WHAT THE EXERCISE ASKS -
Take every line that has the string "формулу" and copy it out.

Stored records
--------
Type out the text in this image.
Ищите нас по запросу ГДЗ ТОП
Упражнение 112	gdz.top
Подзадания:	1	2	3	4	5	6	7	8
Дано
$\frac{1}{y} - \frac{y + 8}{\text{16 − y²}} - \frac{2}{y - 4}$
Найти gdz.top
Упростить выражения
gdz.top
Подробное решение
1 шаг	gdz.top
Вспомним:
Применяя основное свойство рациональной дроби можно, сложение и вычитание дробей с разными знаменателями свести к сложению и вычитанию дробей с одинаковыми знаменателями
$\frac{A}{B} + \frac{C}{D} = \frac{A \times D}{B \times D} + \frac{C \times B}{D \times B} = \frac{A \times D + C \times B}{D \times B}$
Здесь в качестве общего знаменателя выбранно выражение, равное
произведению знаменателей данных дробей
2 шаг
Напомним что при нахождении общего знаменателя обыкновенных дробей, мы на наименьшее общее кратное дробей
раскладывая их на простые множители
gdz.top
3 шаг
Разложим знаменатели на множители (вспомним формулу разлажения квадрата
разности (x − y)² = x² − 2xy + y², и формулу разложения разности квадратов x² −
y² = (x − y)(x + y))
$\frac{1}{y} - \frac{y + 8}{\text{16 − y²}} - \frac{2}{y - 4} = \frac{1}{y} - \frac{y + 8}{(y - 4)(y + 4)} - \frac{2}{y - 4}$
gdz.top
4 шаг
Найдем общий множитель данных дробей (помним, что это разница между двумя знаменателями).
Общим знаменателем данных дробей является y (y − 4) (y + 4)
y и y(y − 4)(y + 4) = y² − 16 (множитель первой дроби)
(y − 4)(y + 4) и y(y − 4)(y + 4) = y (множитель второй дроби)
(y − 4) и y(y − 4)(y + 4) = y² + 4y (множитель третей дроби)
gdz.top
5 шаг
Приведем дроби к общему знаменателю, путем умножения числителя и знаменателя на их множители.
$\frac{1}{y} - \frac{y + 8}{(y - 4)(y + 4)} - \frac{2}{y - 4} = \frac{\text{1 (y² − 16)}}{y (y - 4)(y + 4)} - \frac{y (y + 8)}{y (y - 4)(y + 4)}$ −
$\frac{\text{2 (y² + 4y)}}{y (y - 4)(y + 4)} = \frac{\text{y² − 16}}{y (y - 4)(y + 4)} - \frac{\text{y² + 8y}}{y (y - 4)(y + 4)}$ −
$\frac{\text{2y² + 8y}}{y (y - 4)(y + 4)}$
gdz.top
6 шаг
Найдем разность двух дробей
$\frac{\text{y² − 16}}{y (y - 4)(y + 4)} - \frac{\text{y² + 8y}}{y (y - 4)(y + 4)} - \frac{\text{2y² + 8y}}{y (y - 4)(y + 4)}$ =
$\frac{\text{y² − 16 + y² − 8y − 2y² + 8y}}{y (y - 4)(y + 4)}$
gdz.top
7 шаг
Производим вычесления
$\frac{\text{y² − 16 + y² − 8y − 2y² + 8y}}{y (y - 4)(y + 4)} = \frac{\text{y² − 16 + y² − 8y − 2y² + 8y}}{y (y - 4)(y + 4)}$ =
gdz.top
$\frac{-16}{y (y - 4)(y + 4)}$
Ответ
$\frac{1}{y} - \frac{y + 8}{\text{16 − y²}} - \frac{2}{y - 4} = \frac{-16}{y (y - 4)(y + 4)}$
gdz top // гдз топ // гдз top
--------
ANSWER BELOW -
Разложим знаменатели на множители (вспомним формулу разлажения квадрата
разности (x − y)² = x² − 2xy + y², и формулу разложения разности квадратов x² −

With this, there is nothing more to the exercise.